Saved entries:
****
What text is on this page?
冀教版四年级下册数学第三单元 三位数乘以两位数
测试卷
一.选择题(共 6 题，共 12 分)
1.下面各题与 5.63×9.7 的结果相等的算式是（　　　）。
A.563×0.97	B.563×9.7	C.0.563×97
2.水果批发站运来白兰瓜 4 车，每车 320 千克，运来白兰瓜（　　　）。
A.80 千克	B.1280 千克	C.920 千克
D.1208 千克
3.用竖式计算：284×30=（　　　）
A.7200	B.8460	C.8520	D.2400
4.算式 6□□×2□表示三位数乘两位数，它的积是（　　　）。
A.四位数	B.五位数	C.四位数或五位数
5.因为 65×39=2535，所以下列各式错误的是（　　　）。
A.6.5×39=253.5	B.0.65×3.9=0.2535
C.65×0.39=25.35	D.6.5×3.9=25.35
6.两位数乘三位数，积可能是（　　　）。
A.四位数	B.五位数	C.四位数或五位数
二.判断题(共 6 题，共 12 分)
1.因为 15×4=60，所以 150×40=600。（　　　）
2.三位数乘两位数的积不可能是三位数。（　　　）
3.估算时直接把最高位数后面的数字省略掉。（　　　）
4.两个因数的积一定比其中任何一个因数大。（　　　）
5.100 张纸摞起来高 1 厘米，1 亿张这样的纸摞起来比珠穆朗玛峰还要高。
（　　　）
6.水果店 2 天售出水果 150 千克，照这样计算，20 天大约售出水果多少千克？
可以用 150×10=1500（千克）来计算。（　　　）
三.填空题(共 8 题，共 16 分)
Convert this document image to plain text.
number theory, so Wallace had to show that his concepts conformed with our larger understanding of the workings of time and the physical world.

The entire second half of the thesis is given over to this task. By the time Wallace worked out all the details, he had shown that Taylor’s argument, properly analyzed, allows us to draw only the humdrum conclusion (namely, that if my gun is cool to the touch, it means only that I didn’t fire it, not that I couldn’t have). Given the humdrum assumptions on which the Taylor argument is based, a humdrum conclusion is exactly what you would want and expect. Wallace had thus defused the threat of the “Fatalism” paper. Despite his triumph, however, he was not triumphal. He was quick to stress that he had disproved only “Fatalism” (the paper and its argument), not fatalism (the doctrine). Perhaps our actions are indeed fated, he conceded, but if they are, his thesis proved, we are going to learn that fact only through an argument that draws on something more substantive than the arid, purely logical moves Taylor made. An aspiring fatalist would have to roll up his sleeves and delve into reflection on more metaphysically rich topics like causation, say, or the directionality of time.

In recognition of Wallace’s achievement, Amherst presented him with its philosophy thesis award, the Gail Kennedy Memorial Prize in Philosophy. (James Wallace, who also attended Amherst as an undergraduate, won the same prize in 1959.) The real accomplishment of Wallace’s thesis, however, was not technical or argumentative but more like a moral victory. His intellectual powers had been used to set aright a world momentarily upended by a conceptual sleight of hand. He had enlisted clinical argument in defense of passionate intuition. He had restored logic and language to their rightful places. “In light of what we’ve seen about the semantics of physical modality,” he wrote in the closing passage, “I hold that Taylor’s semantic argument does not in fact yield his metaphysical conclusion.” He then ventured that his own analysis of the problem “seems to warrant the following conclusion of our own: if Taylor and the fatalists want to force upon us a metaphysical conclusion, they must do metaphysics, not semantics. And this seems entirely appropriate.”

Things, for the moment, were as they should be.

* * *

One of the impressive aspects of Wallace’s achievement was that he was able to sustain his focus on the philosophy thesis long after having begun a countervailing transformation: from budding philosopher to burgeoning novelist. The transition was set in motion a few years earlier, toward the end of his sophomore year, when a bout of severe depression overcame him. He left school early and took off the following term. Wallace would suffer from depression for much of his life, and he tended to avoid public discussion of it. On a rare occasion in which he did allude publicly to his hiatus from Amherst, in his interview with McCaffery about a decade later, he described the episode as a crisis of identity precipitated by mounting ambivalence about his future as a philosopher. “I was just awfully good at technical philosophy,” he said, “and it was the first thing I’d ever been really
****
> What you have to do
Copy all the entries verbatim.

> Solution to this exercise
What text is on this page?
冀教版四年级下册数学第三单元 三位数乘以两位数
测试卷
一.选择题(共 6 题，共 12 分)
1.下面各题与 5.63×9.7 的结果相等的算式是（　　　）。
A.563×0.97	B.563×9.7	C.0.563×97
2.水果批发站运来白兰瓜 4 车，每车 320 千克，运来白兰瓜（　　　）。
A.80 千克	B.1280 千克	C.920 千克
D.1208 千克
3.用竖式计算：284×30=（　　　）
A.7200	B.8460	C.8520	D.2400
4.算式 6□□×2□表示三位数乘两位数，它的积是（　　　）。
A.四位数	B.五位数	C.四位数或五位数
5.因为 65×39=2535，所以下列各式错误的是（　　　）。
A.6.5×39=253.5	B.0.65×3.9=0.2535
C.65×0.39=25.35	D.6.5×3.9=25.35
6.两位数乘三位数，积可能是（　　　）。
A.四位数	B.五位数	C.四位数或五位数
二.判断题(共 6 题，共 12 分)
1.因为 15×4=60，所以 150×40=600。（　　　）
2.三位数乘两位数的积不可能是三位数。（　　　）
3.估算时直接把最高位数后面的数字省略掉。（　　　）
4.两个因数的积一定比其中任何一个因数大。（　　　）
5.100 张纸摞起来高 1 厘米，1 亿张这样的纸摞起来比珠穆朗玛峰还要高。
（　　　）
6.水果店 2 天售出水果 150 千克，照这样计算，20 天大约售出水果多少千克？
可以用 150×10=1500（千克）来计算。（　　　）
三.填空题(共 8 题，共 16 分)
Convert this document image to plain text.
number theory, so Wallace had to show that his concepts conformed with our larger understanding of the workings of time and the physical world.

The entire second half of the thesis is given over to this task. By the time Wallace worked out all the details, he had shown that Taylor’s argument, properly analyzed, allows us to draw only the humdrum conclusion (namely, that if my gun is cool to the touch, it means only that I didn’t fire it, not that I couldn’t have). Given the humdrum assumptions on which the Taylor argument is based, a humdrum conclusion is exactly what you would want and expect. Wallace had thus defused the threat of the “Fatalism” paper. Despite his triumph, however, he was not triumphal. He was quick to stress that he had disproved only “Fatalism” (the paper and its argument), not fatalism (the doctrine). Perhaps our actions are indeed fated, he conceded, but if they are, his thesis proved, we are going to learn that fact only through an argument that draws on something more substantive than the arid, purely logical moves Taylor made. An aspiring fatalist would have to roll up his sleeves and delve into reflection on more metaphysically rich topics like causation, say, or the directionality of time.

In recognition of Wallace’s achievement, Amherst presented him with its philosophy thesis award, the Gail Kennedy Memorial Prize in Philosophy. (James Wallace, who also attended Amherst as an undergraduate, won the same prize in 1959.) The real accomplishment of Wallace’s thesis, however, was not technical or argumentative but more like a moral victory. His intellectual powers had been used to set aright a world momentarily upended by a conceptual sleight of hand. He had enlisted clinical argument in defense of passionate intuition. He had restored logic and language to their rightful places. “In light of what we’ve seen about the semantics of physical modality,” he wrote in the closing passage, “I hold that Taylor’s semantic argument does not in fact yield his metaphysical conclusion.” He then ventured that his own analysis of the problem “seems to warrant the following conclusion of our own: if Taylor and the fatalists want to force upon us a metaphysical conclusion, they must do metaphysics, not semantics. And this seems entirely appropriate.”

Things, for the moment, were as they should be.

* * *

One of the impressive aspects of Wallace’s achievement was that he was able to sustain his focus on the philosophy thesis long after having begun a countervailing transformation: from budding philosopher to burgeoning novelist. The transition was set in motion a few years earlier, toward the end of his sophomore year, when a bout of severe depression overcame him. He left school early and took off the following term. Wallace would suffer from depression for much of his life, and he tended to avoid public discussion of it. On a rare occasion in which he did allude publicly to his hiatus from Amherst, in his interview with McCaffery about a decade later, he described the episode as a crisis of identity precipitated by mounting ambivalence about his future as a philosopher. “I was just awfully good at technical philosophy,” he said, “and it was the first thing I’d ever been really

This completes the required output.